WHAT TO PRODUCE:
Your task is to repeat the listing exactly.

--- Start ---

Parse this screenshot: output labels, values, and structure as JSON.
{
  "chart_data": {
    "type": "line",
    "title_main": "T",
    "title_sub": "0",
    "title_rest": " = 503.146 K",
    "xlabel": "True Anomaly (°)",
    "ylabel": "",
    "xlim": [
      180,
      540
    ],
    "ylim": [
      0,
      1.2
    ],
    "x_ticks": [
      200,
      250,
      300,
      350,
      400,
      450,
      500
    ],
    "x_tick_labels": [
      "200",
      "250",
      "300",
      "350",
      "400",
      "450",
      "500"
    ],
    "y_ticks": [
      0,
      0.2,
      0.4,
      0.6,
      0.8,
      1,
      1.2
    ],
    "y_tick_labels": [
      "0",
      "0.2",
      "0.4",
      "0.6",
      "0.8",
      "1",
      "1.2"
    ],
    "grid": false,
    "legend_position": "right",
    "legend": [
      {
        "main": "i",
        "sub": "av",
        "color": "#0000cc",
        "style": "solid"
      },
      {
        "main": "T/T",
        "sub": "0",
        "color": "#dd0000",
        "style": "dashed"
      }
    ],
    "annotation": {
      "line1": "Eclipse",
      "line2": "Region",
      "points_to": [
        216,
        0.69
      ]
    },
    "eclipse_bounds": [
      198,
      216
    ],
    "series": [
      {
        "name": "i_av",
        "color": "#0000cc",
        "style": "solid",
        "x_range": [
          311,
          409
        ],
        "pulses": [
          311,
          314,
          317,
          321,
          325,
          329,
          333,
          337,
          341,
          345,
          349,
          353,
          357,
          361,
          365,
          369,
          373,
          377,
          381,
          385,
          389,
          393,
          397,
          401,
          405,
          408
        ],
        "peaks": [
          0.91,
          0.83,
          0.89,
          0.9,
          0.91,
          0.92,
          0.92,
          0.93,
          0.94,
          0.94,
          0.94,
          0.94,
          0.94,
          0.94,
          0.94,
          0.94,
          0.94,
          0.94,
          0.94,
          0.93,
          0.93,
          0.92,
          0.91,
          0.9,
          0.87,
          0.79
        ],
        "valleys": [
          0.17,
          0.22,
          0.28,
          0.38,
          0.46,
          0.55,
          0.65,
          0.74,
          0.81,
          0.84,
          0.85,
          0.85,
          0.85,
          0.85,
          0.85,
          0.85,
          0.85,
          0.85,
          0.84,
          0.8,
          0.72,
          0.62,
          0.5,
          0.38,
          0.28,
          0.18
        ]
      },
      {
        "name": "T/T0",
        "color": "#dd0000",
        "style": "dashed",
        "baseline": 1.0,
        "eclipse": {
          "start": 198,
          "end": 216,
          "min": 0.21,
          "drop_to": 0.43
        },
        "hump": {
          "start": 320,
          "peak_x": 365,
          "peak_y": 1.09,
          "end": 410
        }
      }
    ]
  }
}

--- End ---

TASK RESULT:
Parse this screenshot: output labels, values, and structure as JSON.
{
  "chart_data": {
    "type": "line",
    "title_main": "T",
    "title_sub": "0",
    "title_rest": " = 503.146 K",
    "xlabel": "True Anomaly (°)",
    "ylabel": "",
    "xlim": [
      180,
      540
    ],
    "ylim": [
      0,
      1.2
    ],
    "x_ticks": [
      200,
      250,
      300,
      350,
      400,
      450,
      500
    ],
    "x_tick_labels": [
      "200",
      "250",
      "300",
      "350",
      "400",
      "450",
      "500"
    ],
    "y_ticks": [
      0,
      0.2,
      0.4,
      0.6,
      0.8,
      1,
      1.2
    ],
    "y_tick_labels": [
      "0",
      "0.2",
      "0.4",
      "0.6",
      "0.8",
      "1",
      "1.2"
    ],
    "grid": false,
    "legend_position": "right",
    "legend": [
      {
        "main": "i",
        "sub": "av",
        "color": "#0000cc",
        "style": "solid"
      },
      {
        "main": "T/T",
        "sub": "0",
        "color": "#dd0000",
        "style": "dashed"
      }
    ],
    "annotation": {
      "line1": "Eclipse",
      "line2": "Region",
      "points_to": [
        216,
        0.69
      ]
    },
    "eclipse_bounds": [
      198,
      216
    ],
    "series": [
      {
        "name": "i_av",
        "color": "#0000cc",
        "style": "solid",
        "x_range": [
          311,
          409
        ],
        "pulses": [
          311,
          314,
          317,
          321,
          325,
          329,
          333,
          337,
          341,
          345,
          349,
          353,
          357,
          361,
          365,
          369,
          373,
          377,
          381,
          385,
          389,
          393,
          397,
          401,
          405,
          408
        ],
        "peaks": [
          0.91,
          0.83,
          0.89,
          0.9,
          0.91,
          0.92,
          0.92,
          0.93,
          0.94,
          0.94,
          0.94,
          0.94,
          0.94,
          0.94,
          0.94,
          0.94,
          0.94,
          0.94,
          0.94,
          0.93,
          0.93,
          0.92,
          0.91,
          0.9,
          0.87,
          0.79
        ],
        "valleys": [
          0.17,
          0.22,
          0.28,
          0.38,
          0.46,
          0.55,
          0.65,
          0.74,
          0.81,
          0.84,
          0.85,
          0.85,
          0.85,
          0.85,
          0.85,
          0.85,
          0.85,
          0.85,
          0.84,
          0.8,
          0.72,
          0.62,
          0.5,
          0.38,
          0.28,
          0.18
        ]
      },
      {
        "name": "T/T0",
        "color": "#dd0000",
        "style": "dashed",
        "baseline": 1.0,
        "eclipse": {
          "start": 198,
          "end": 216,
          "min": 0.21,
          "drop_to": 0.43
        },
        "hump": {
          "start": 320,
          "peak_x": 365,
          "peak_y": 1.09,
          "end": 410
        }
      }
    ]
  }
}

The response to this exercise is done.